Figure contents as structured data
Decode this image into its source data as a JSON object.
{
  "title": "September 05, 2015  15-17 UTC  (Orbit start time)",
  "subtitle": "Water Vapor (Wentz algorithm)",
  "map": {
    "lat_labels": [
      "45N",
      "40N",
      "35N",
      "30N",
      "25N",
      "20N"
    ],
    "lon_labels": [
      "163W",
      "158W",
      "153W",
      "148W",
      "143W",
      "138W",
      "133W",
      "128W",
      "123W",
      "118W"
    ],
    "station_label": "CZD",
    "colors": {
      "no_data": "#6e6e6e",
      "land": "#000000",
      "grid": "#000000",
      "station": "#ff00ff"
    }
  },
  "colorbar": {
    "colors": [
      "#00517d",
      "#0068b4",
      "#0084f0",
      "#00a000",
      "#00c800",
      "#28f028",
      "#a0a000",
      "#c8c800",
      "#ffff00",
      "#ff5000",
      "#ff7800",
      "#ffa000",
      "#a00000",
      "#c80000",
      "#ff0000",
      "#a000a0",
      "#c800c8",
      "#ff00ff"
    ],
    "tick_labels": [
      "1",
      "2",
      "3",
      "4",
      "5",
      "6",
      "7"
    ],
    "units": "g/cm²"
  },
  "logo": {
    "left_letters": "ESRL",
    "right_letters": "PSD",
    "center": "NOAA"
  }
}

▸ What needs to be done
Each record should come back exactly as written.

▸ Full response
Decode this image into its source data as a JSON object.
{
  "title": "September 05, 2015  15-17 UTC  (Orbit start time)",
  "subtitle": "Water Vapor (Wentz algorithm)",
  "map": {
    "lat_labels": [
      "45N",
      "40N",
      "35N",
      "30N",
      "25N",
      "20N"
    ],
    "lon_labels": [
      "163W",
      "158W",
      "153W",
      "148W",
      "143W",
      "138W",
      "133W",
      "128W",
      "123W",
      "118W"
    ],
    "station_label": "CZD",
    "colors": {
      "no_data": "#6e6e6e",
      "land": "#000000",
      "grid": "#000000",
      "station": "#ff00ff"
    }
  },
  "colorbar": {
    "colors": [
      "#00517d",
      "#0068b4",
      "#0084f0",
      "#00a000",
      "#00c800",
      "#28f028",
      "#a0a000",
      "#c8c800",
      "#ffff00",
      "#ff5000",
      "#ff7800",
      "#ffa000",
      "#a00000",
      "#c80000",
      "#ff0000",
      "#a000a0",
      "#c800c8",
      "#ff00ff"
    ],
    "tick_labels": [
      "1",
      "2",
      "3",
      "4",
      "5",
      "6",
      "7"
    ],
    "units": "g/cm²"
  },
  "logo": {
    "left_letters": "ESRL",
    "right_letters": "PSD",
    "center": "NOAA"
  }
}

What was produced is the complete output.